**JOB**. Quote all entries in full, exactly.

Stored records:
---

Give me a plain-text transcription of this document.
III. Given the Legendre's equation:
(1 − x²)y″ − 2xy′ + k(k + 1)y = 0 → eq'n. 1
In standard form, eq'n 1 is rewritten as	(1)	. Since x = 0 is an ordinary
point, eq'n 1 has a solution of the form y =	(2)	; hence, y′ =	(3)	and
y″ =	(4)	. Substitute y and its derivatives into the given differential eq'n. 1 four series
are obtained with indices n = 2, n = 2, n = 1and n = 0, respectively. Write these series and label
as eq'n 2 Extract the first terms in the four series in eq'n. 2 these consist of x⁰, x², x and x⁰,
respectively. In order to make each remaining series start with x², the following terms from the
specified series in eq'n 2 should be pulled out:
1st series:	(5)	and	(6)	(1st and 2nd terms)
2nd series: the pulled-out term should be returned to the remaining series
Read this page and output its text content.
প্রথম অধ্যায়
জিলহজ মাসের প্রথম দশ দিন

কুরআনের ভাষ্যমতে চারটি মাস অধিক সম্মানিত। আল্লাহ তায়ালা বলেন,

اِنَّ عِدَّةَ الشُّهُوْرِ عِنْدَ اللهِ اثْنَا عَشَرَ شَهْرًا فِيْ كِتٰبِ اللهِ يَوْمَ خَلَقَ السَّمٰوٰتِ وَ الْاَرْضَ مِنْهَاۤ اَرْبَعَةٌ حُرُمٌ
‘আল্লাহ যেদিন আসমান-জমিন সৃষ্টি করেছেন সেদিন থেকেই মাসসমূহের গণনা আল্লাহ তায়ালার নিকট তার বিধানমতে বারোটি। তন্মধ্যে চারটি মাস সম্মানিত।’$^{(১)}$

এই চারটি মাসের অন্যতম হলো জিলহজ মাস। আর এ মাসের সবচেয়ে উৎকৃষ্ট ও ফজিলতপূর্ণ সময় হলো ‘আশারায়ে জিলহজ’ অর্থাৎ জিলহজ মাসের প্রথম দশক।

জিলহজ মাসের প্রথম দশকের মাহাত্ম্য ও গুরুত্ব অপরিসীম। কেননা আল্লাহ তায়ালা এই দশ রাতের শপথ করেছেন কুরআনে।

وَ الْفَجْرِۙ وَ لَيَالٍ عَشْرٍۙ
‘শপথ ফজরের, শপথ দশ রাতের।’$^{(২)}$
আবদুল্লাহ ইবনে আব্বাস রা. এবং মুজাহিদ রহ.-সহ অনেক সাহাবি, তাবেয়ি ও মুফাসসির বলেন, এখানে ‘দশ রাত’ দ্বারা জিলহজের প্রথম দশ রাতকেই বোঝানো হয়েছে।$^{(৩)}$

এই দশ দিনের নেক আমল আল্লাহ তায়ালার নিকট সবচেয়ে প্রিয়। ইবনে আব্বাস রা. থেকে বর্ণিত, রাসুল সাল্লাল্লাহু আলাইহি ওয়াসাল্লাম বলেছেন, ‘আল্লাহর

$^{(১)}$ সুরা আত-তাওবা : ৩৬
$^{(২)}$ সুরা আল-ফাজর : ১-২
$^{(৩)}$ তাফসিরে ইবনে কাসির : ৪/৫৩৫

---

**REPLY TO THE EXERCISE**.
Give me a plain-text transcription of this document.
III. Given the Legendre's equation:
(1 − x²)y″ − 2xy′ + k(k + 1)y = 0 → eq'n. 1
In standard form, eq'n 1 is rewritten as	(1)	. Since x = 0 is an ordinary
point, eq'n 1 has a solution of the form y =	(2)	; hence, y′ =	(3)	and
y″ =	(4)	. Substitute y and its derivatives into the given differential eq'n. 1 four series
are obtained with indices n = 2, n = 2, n = 1and n = 0, respectively. Write these series and label
as eq'n 2 Extract the first terms in the four series in eq'n. 2 these consist of x⁰, x², x and x⁰,
respectively. In order to make each remaining series start with x², the following terms from the
specified series in eq'n 2 should be pulled out:
1st series:	(5)	and	(6)	(1st and 2nd terms)
2nd series: the pulled-out term should be returned to the remaining series
Read this page and output its text content.
প্রথম অধ্যায়
জিলহজ মাসের প্রথম দশ দিন

কুরআনের ভাষ্যমতে চারটি মাস অধিক সম্মানিত। আল্লাহ তায়ালা বলেন,

اِنَّ عِدَّةَ الشُّهُوْرِ عِنْدَ اللهِ اثْنَا عَشَرَ شَهْرًا فِيْ كِتٰبِ اللهِ يَوْمَ خَلَقَ السَّمٰوٰتِ وَ الْاَرْضَ مِنْهَاۤ اَرْبَعَةٌ حُرُمٌ
‘আল্লাহ যেদিন আসমান-জমিন সৃষ্টি করেছেন সেদিন থেকেই মাসসমূহের গণনা আল্লাহ তায়ালার নিকট তার বিধানমতে বারোটি। তন্মধ্যে চারটি মাস সম্মানিত।’$^{(১)}$

এই চারটি মাসের অন্যতম হলো জিলহজ মাস। আর এ মাসের সবচেয়ে উৎকৃষ্ট ও ফজিলতপূর্ণ সময় হলো ‘আশারায়ে জিলহজ’ অর্থাৎ জিলহজ মাসের প্রথম দশক।

জিলহজ মাসের প্রথম দশকের মাহাত্ম্য ও গুরুত্ব অপরিসীম। কেননা আল্লাহ তায়ালা এই দশ রাতের শপথ করেছেন কুরআনে।

وَ الْفَجْرِۙ وَ لَيَالٍ عَشْرٍۙ
‘শপথ ফজরের, শপথ দশ রাতের।’$^{(২)}$
আবদুল্লাহ ইবনে আব্বাস রা. এবং মুজাহিদ রহ.-সহ অনেক সাহাবি, তাবেয়ি ও মুফাসসির বলেন, এখানে ‘দশ রাত’ দ্বারা জিলহজের প্রথম দশ রাতকেই বোঝানো হয়েছে।$^{(৩)}$

এই দশ দিনের নেক আমল আল্লাহ তায়ালার নিকট সবচেয়ে প্রিয়। ইবনে আব্বাস রা. থেকে বর্ণিত, রাসুল সাল্লাল্লাহু আলাইহি ওয়াসাল্লাম বলেছেন, ‘আল্লাহর

$^{(১)}$ সুরা আত-তাওবা : ৩৬
$^{(২)}$ সুরা আল-ফাজর : ১-২
$^{(৩)}$ তাফসিরে ইবনে কাসির : ৪/৫৩৫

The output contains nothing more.